Text section
____________________
Before the Court is Defendant Alex Zwiefelhofer's Motion to Dismiss Duplicitous Indictment (Doc. 135), along with the Government's response in opposition (Doc. 163). For the below reasons, the Court denies the motion.

A grand jury has returned a six-count Superseding Indictment against Defendant. Only Count Four is at issue now. It charges Defendant with using a firearm during a robbery that caused a double murder:

On or about April 9, 2018, in the Middle District of Florida, the defendants, Alex Jared Zwiefelhofer and Craig Austin Lang, aiding and abetting one another, did knowingly use, carry, brandish, and discharge a firearm, during and in relation to a crime of violence for which they may be prosecuted in a court of the United States, specifically, Interference with Commerce by Robbery, as alleged in Count Two of this Superseding Indictment (which Count is incorporated herein by reference as if set forth in full), and, in the course of said violation and through the use of such firearm, did cause the death of a person, namely S.L., Jr., and D.L., by murder as defined in 18 U.S.C. § 1111. In violation of 18 U.S.C. §§ 924(c)(1)(A)(iii), 924(j)(1), and 2.
____________________
Given information
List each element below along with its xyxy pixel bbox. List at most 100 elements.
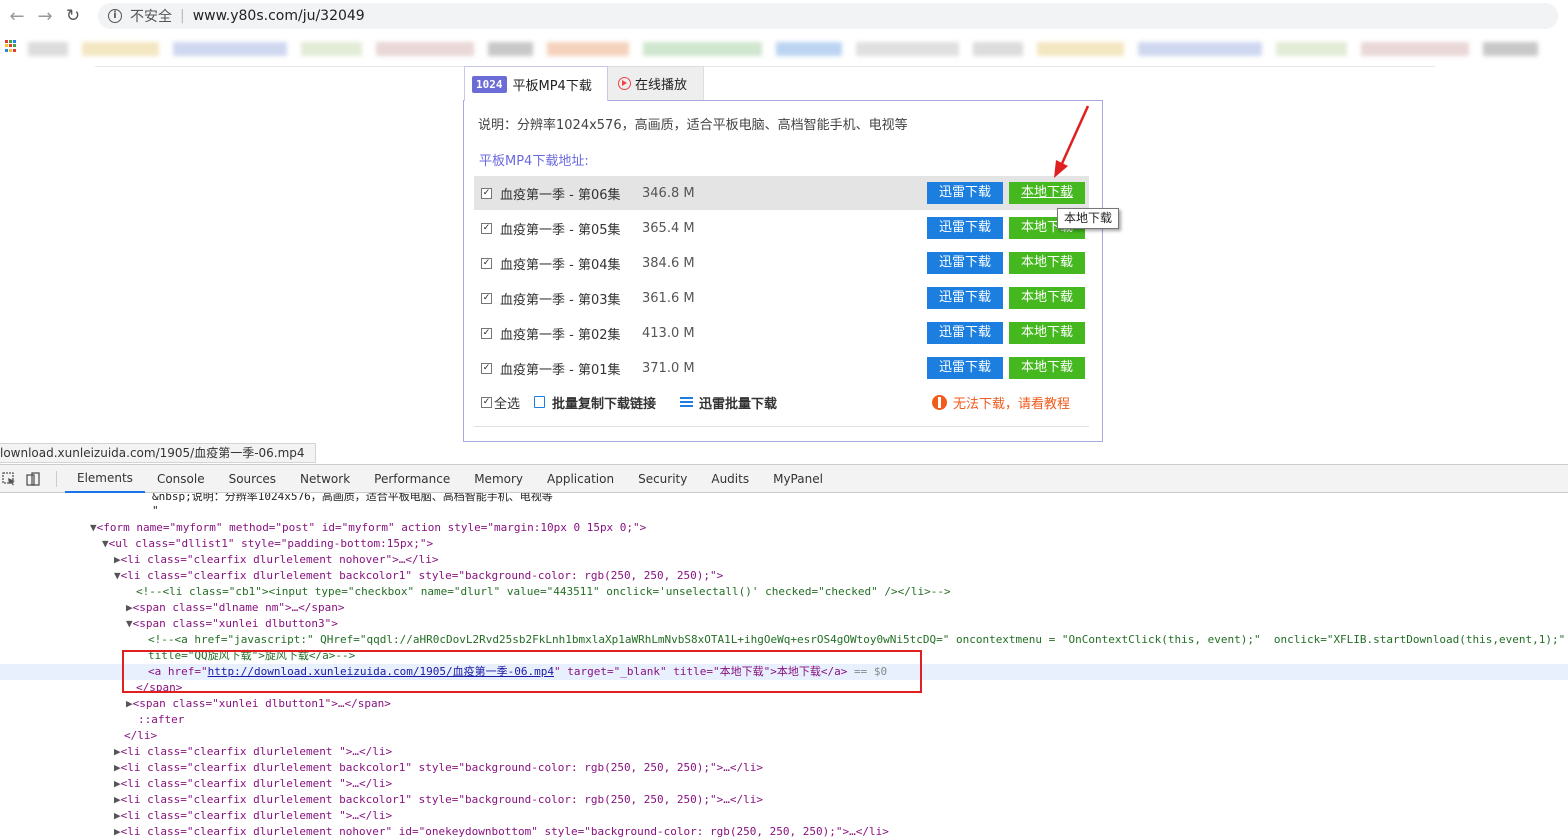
____________________
In the ruling, why does Count Four refer to Count Two? Answer in one to three sentences. You can leave the listing aside; it plays no part here.

Output of the task
Count Four charges using a firearm during and in relation to a crime of violence. The crime of violence it names is Interference with Commerce by Robbery, which is alleged in Count Two. Count Two is incorporated into Count Four by reference as if set forth in full.